▸ Task objective: What number of lines contain the word "SRMTID"? Reply with the number and nothing else.

▸ Supplied records:
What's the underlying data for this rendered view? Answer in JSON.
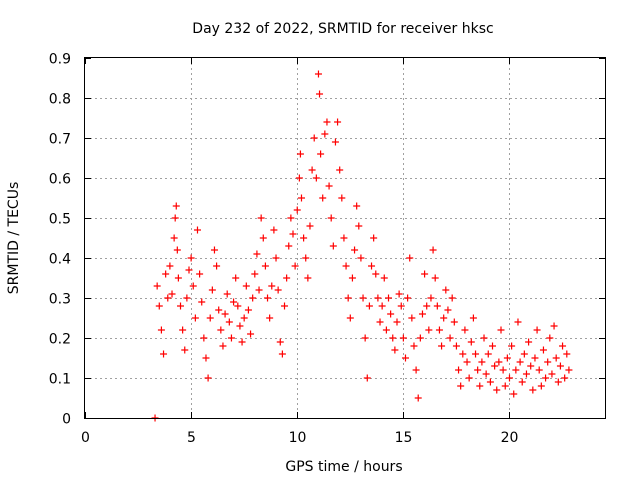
{
  "chart_data": {
    "type": "scatter",
    "title": "Day 232 of 2022, SRMTID for receiver hksc",
    "xlabel": "GPS time / hours",
    "ylabel": "SRMTID / TECUs",
    "xlim": [
      0,
      24.5
    ],
    "ylim": [
      0,
      0.9
    ],
    "x_ticks": [
      0,
      5,
      10,
      15,
      20
    ],
    "y_ticks": [
      0,
      0.1,
      0.2,
      0.3,
      0.4,
      0.5,
      0.6,
      0.7,
      0.8,
      0.9
    ],
    "x_tick_labels": [
      "0",
      "5",
      "10",
      "15",
      "20"
    ],
    "y_tick_labels": [
      "0",
      "0.1",
      "0.2",
      "0.3",
      "0.4",
      "0.5",
      "0.6",
      "0.7",
      "0.8",
      "0.9"
    ],
    "grid": true,
    "marker": "plus",
    "color": "#ff0000",
    "series": [
      {
        "name": "SRMTID",
        "points": [
          [
            3.3,
            0.0
          ],
          [
            3.4,
            0.33
          ],
          [
            3.5,
            0.28
          ],
          [
            3.6,
            0.22
          ],
          [
            3.7,
            0.16
          ],
          [
            3.8,
            0.36
          ],
          [
            3.9,
            0.3
          ],
          [
            4.0,
            0.38
          ],
          [
            4.1,
            0.31
          ],
          [
            4.2,
            0.45
          ],
          [
            4.25,
            0.5
          ],
          [
            4.3,
            0.53
          ],
          [
            4.35,
            0.42
          ],
          [
            4.4,
            0.35
          ],
          [
            4.5,
            0.28
          ],
          [
            4.6,
            0.22
          ],
          [
            4.7,
            0.17
          ],
          [
            4.8,
            0.3
          ],
          [
            4.9,
            0.37
          ],
          [
            5.0,
            0.4
          ],
          [
            5.1,
            0.33
          ],
          [
            5.2,
            0.25
          ],
          [
            5.3,
            0.47
          ],
          [
            5.4,
            0.36
          ],
          [
            5.5,
            0.29
          ],
          [
            5.6,
            0.2
          ],
          [
            5.7,
            0.15
          ],
          [
            5.8,
            0.1
          ],
          [
            5.9,
            0.25
          ],
          [
            6.0,
            0.32
          ],
          [
            6.1,
            0.42
          ],
          [
            6.2,
            0.38
          ],
          [
            6.3,
            0.27
          ],
          [
            6.4,
            0.22
          ],
          [
            6.5,
            0.18
          ],
          [
            6.6,
            0.26
          ],
          [
            6.7,
            0.31
          ],
          [
            6.8,
            0.24
          ],
          [
            6.9,
            0.2
          ],
          [
            7.0,
            0.29
          ],
          [
            7.1,
            0.35
          ],
          [
            7.2,
            0.28
          ],
          [
            7.3,
            0.23
          ],
          [
            7.4,
            0.19
          ],
          [
            7.5,
            0.25
          ],
          [
            7.6,
            0.33
          ],
          [
            7.7,
            0.27
          ],
          [
            7.8,
            0.21
          ],
          [
            7.9,
            0.3
          ],
          [
            8.0,
            0.36
          ],
          [
            8.1,
            0.41
          ],
          [
            8.2,
            0.32
          ],
          [
            8.3,
            0.5
          ],
          [
            8.4,
            0.45
          ],
          [
            8.5,
            0.38
          ],
          [
            8.6,
            0.3
          ],
          [
            8.7,
            0.25
          ],
          [
            8.8,
            0.33
          ],
          [
            8.9,
            0.47
          ],
          [
            9.0,
            0.4
          ],
          [
            9.1,
            0.32
          ],
          [
            9.2,
            0.19
          ],
          [
            9.3,
            0.16
          ],
          [
            9.4,
            0.28
          ],
          [
            9.5,
            0.35
          ],
          [
            9.6,
            0.43
          ],
          [
            9.7,
            0.5
          ],
          [
            9.8,
            0.46
          ],
          [
            9.9,
            0.38
          ],
          [
            10.0,
            0.52
          ],
          [
            10.1,
            0.6
          ],
          [
            10.15,
            0.66
          ],
          [
            10.2,
            0.55
          ],
          [
            10.3,
            0.45
          ],
          [
            10.4,
            0.4
          ],
          [
            10.5,
            0.35
          ],
          [
            10.6,
            0.48
          ],
          [
            10.7,
            0.62
          ],
          [
            10.8,
            0.7
          ],
          [
            10.9,
            0.6
          ],
          [
            11.0,
            0.86
          ],
          [
            11.05,
            0.81
          ],
          [
            11.1,
            0.66
          ],
          [
            11.2,
            0.55
          ],
          [
            11.3,
            0.71
          ],
          [
            11.4,
            0.74
          ],
          [
            11.5,
            0.58
          ],
          [
            11.6,
            0.5
          ],
          [
            11.7,
            0.43
          ],
          [
            11.8,
            0.69
          ],
          [
            11.9,
            0.74
          ],
          [
            12.0,
            0.62
          ],
          [
            12.1,
            0.55
          ],
          [
            12.2,
            0.45
          ],
          [
            12.3,
            0.38
          ],
          [
            12.4,
            0.3
          ],
          [
            12.5,
            0.25
          ],
          [
            12.6,
            0.35
          ],
          [
            12.7,
            0.42
          ],
          [
            12.8,
            0.53
          ],
          [
            12.9,
            0.48
          ],
          [
            13.0,
            0.4
          ],
          [
            13.1,
            0.3
          ],
          [
            13.2,
            0.2
          ],
          [
            13.3,
            0.1
          ],
          [
            13.4,
            0.28
          ],
          [
            13.5,
            0.38
          ],
          [
            13.6,
            0.45
          ],
          [
            13.7,
            0.36
          ],
          [
            13.8,
            0.3
          ],
          [
            13.9,
            0.24
          ],
          [
            14.0,
            0.28
          ],
          [
            14.1,
            0.35
          ],
          [
            14.2,
            0.22
          ],
          [
            14.3,
            0.3
          ],
          [
            14.4,
            0.26
          ],
          [
            14.5,
            0.2
          ],
          [
            14.6,
            0.17
          ],
          [
            14.7,
            0.24
          ],
          [
            14.8,
            0.31
          ],
          [
            14.9,
            0.28
          ],
          [
            15.0,
            0.2
          ],
          [
            15.1,
            0.15
          ],
          [
            15.2,
            0.3
          ],
          [
            15.3,
            0.4
          ],
          [
            15.4,
            0.25
          ],
          [
            15.5,
            0.18
          ],
          [
            15.6,
            0.12
          ],
          [
            15.7,
            0.05
          ],
          [
            15.8,
            0.2
          ],
          [
            15.9,
            0.26
          ],
          [
            16.0,
            0.36
          ],
          [
            16.1,
            0.28
          ],
          [
            16.2,
            0.22
          ],
          [
            16.3,
            0.3
          ],
          [
            16.4,
            0.42
          ],
          [
            16.5,
            0.35
          ],
          [
            16.6,
            0.28
          ],
          [
            16.7,
            0.22
          ],
          [
            16.8,
            0.18
          ],
          [
            16.9,
            0.25
          ],
          [
            17.0,
            0.32
          ],
          [
            17.1,
            0.27
          ],
          [
            17.2,
            0.2
          ],
          [
            17.3,
            0.3
          ],
          [
            17.4,
            0.24
          ],
          [
            17.5,
            0.18
          ],
          [
            17.6,
            0.12
          ],
          [
            17.7,
            0.08
          ],
          [
            17.8,
            0.16
          ],
          [
            17.9,
            0.22
          ],
          [
            18.0,
            0.14
          ],
          [
            18.1,
            0.1
          ],
          [
            18.2,
            0.19
          ],
          [
            18.3,
            0.25
          ],
          [
            18.4,
            0.16
          ],
          [
            18.5,
            0.12
          ],
          [
            18.6,
            0.08
          ],
          [
            18.7,
            0.14
          ],
          [
            18.8,
            0.2
          ],
          [
            18.9,
            0.11
          ],
          [
            19.0,
            0.16
          ],
          [
            19.1,
            0.09
          ],
          [
            19.2,
            0.18
          ],
          [
            19.3,
            0.13
          ],
          [
            19.4,
            0.07
          ],
          [
            19.5,
            0.14
          ],
          [
            19.6,
            0.22
          ],
          [
            19.7,
            0.12
          ],
          [
            19.8,
            0.08
          ],
          [
            19.9,
            0.15
          ],
          [
            20.0,
            0.1
          ],
          [
            20.1,
            0.18
          ],
          [
            20.2,
            0.06
          ],
          [
            20.3,
            0.12
          ],
          [
            20.4,
            0.24
          ],
          [
            20.5,
            0.14
          ],
          [
            20.6,
            0.09
          ],
          [
            20.7,
            0.16
          ],
          [
            20.8,
            0.11
          ],
          [
            20.9,
            0.19
          ],
          [
            21.0,
            0.13
          ],
          [
            21.1,
            0.07
          ],
          [
            21.2,
            0.15
          ],
          [
            21.3,
            0.22
          ],
          [
            21.4,
            0.12
          ],
          [
            21.5,
            0.08
          ],
          [
            21.6,
            0.17
          ],
          [
            21.7,
            0.1
          ],
          [
            21.8,
            0.14
          ],
          [
            21.9,
            0.2
          ],
          [
            22.0,
            0.11
          ],
          [
            22.1,
            0.23
          ],
          [
            22.2,
            0.15
          ],
          [
            22.3,
            0.09
          ],
          [
            22.4,
            0.13
          ],
          [
            22.5,
            0.18
          ],
          [
            22.6,
            0.1
          ],
          [
            22.7,
            0.16
          ],
          [
            22.8,
            0.12
          ]
        ]
      }
    ]
  }
}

▸ Written answer: 3